▸ **DOCUMENT PASSAGE**
..............................

The dachshund is a small dog with a big personality. They make loyal family members and if treated well, are good with children. They are courageous dogs with a lot of energy. They can be slightly stubborn to train.
They make good watch dogs but some of them are aggressive towards strangers and other dogs.
According to the American Kennel Club they are the 13th most popular breed in the United States. They are classified as scent hounds in the United Kingdom and hounds in the United States.
They have a slightly comical appearance and their nicknames include “sausage dog” or “Weiner dog“
Origins Of The Dachshund
Although it is possible that a dog similar in appearance to the dachshund was around in ancient Egypt, the modern dachshund was bred in Germany for badger hunting.
In fact, dachshund is a German word which translates as “badger dog”
Their ancestry includes German, English and French breeds of terriers and hounds.

..............................

▸ **DATASET CONTENT**
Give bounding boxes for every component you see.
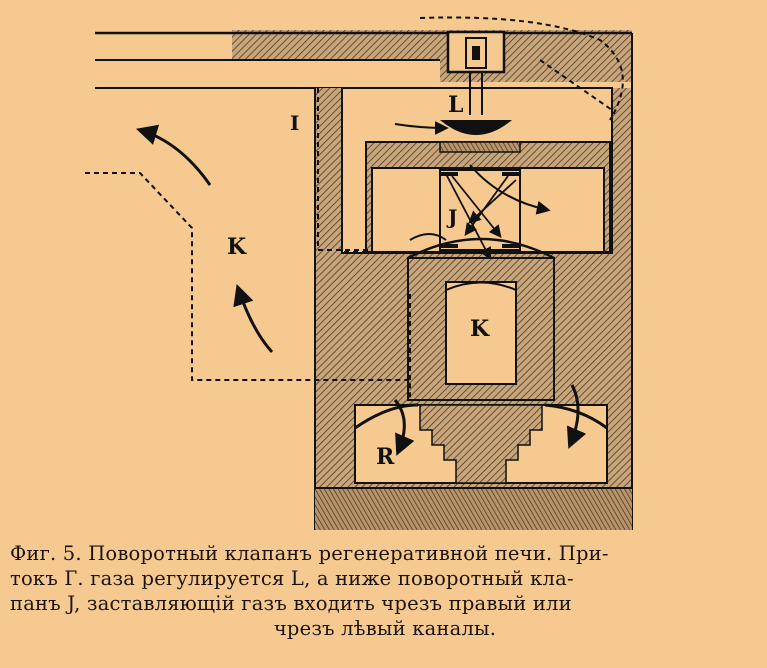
caption-line-4: чрезъ лѣвый каналы. xyxy=(273,617,497,640)
figure-caption: Фиг. 5. Поворотный клапанъ регенеративно… xyxy=(10,541,760,641)
dashed-flow-path xyxy=(85,16,624,400)
label-r: R xyxy=(376,444,395,470)
label-k-center: K xyxy=(470,316,490,342)
label-j: J xyxy=(446,205,457,229)
valve-l xyxy=(439,30,521,153)
flow-arrows xyxy=(135,120,551,354)
chamber-k-center xyxy=(407,237,555,401)
caption-line-3: панъ J, заставляющій газъ входить чрезъ … xyxy=(10,592,572,615)
regenerator-bottom xyxy=(354,384,608,484)
furnace-valve-figure: L I J K K R xyxy=(85,16,633,530)
label-i: I xyxy=(290,111,299,135)
caption-line-1: Фиг. 5. Поворотный клапанъ регенеративно… xyxy=(10,542,609,565)
figure-labels: L I J K K R xyxy=(227,92,490,470)
top-flue xyxy=(95,30,632,89)
valve-j xyxy=(439,169,521,261)
caption-line-2: токъ Г. газа регулируется L, а ниже пово… xyxy=(10,567,574,590)
label-l: L xyxy=(448,92,463,118)
label-k-left: K xyxy=(227,234,247,260)
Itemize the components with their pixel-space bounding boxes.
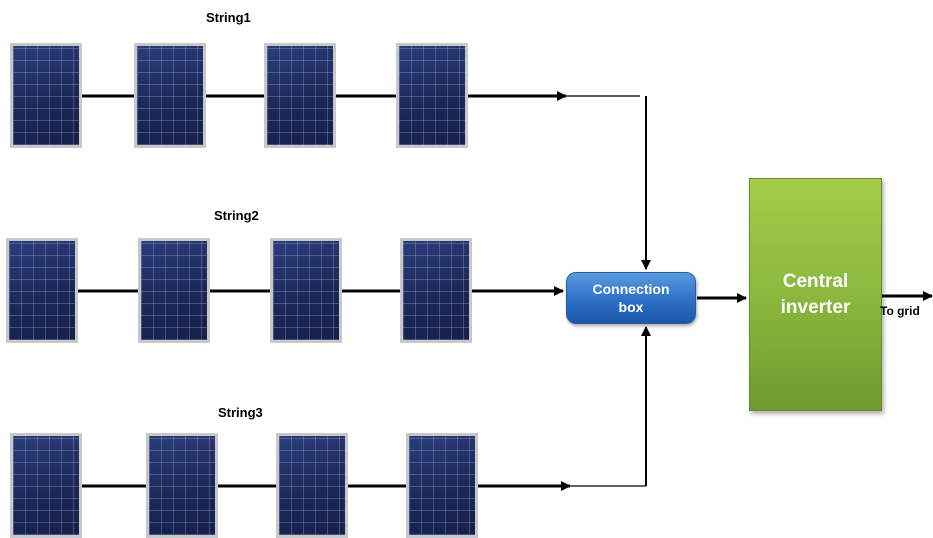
solar-panel [400,238,472,343]
solar-panel [264,43,336,148]
to-grid-label: To grid [880,304,920,318]
central-inverter: Central inverter [749,178,882,411]
solar-panel [6,238,78,343]
inverter-label-line1: Central [782,270,849,292]
solar-panel [396,43,468,148]
connection-box-label-line2: box [618,299,644,315]
solar-panel [138,238,210,343]
connection-box-label-line1: Connection [592,281,670,297]
solar-panel [270,238,342,343]
solar-panel [406,433,478,538]
connection-box: Connection box [566,272,696,324]
solar-panel [10,433,82,538]
solar-panel [10,43,82,148]
string1-label: String1 [206,10,251,25]
solar-panel [276,433,348,538]
solar-panel [134,43,206,148]
string2-label: String2 [214,208,259,223]
inverter-label-line2: inverter [780,296,851,318]
string3-label: String3 [218,405,263,420]
solar-panel [146,433,218,538]
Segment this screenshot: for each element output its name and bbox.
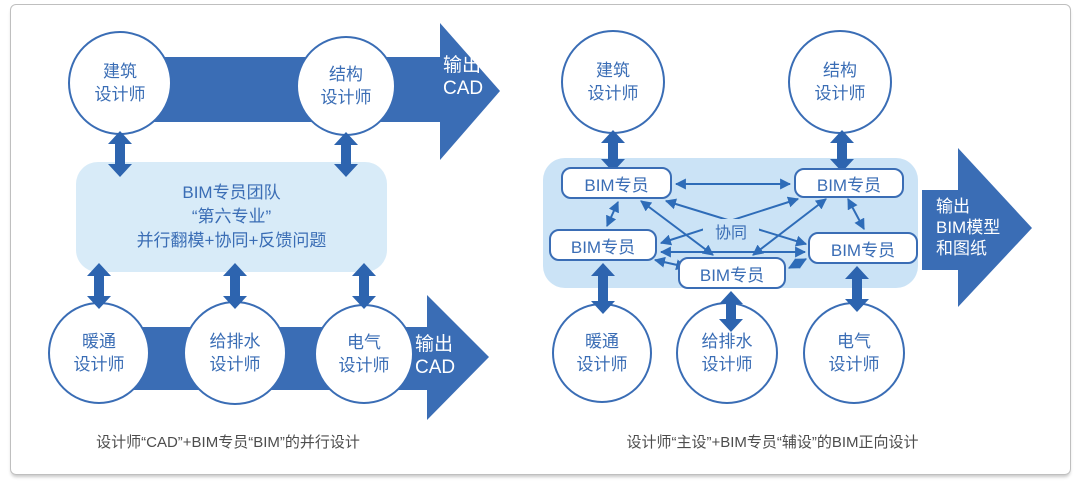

..............................

▸ **TASKS AND EXERCISES**
1) Set down the dachshund passage word for word, between "The dachshund is" and "and other dogs.", inclusive.
2) Resume the dachshund passage, picking up after its final sentence.

▸ **OUTPUTS**
1)
The dachshund is a small dog with a big personality. They make loyal family members and if treated well, are good with children. They are courageous dogs with a lot of energy. They can be slightly stubborn to train.
They make good watch dogs but some of them are aggressive towards strangers and other dogs.

2)
Opinion is divided regarding when they were first bred. There are 15th century records which refer to a similar dog. The Dachshund Club of America believe they were bred in the 18th century by foresters.
Outside of Germany, there are two sizes of dachshund, the standard and miniature. However, many dogs used as family pets fall between these two sizes.
A full-sized standard dachshund normally weighs between16 and 32 pounds. A fully-grown miniature dachshund weighs less than 11 pounds.
A standard dachshund is between 8 and 9 inches high and a miniature is between 5 and 6 inches high.
There are three coat types which occur in both sizes of dachshund. These are smooth, long-haired and wirehaired.
The coat colors include tan, black, fawn, beige, blue, chocolate and red.
There are also a number of patterns which occur on the coat. Hese include brindle, sable, dapple and Piebald.
Dachshunds do not need professional grooming, but the wire-haired variety should have regular brushing. The smooth variety sheds more than the others.
They have large floppy ears which were useful for keeping out dirt when they were digging. The Ears need regular inspection and cleaning.
Dachshunds can be difficult to house-train. Patience and persistence is needed. They can be quite stubborn dogs and all training might take a little bit longer than with some other breeds. They rank 49th in the list of intelligent dog breeds.
They become loyal companions and love to play games with their owner, especially if this involves chasing balls or toys.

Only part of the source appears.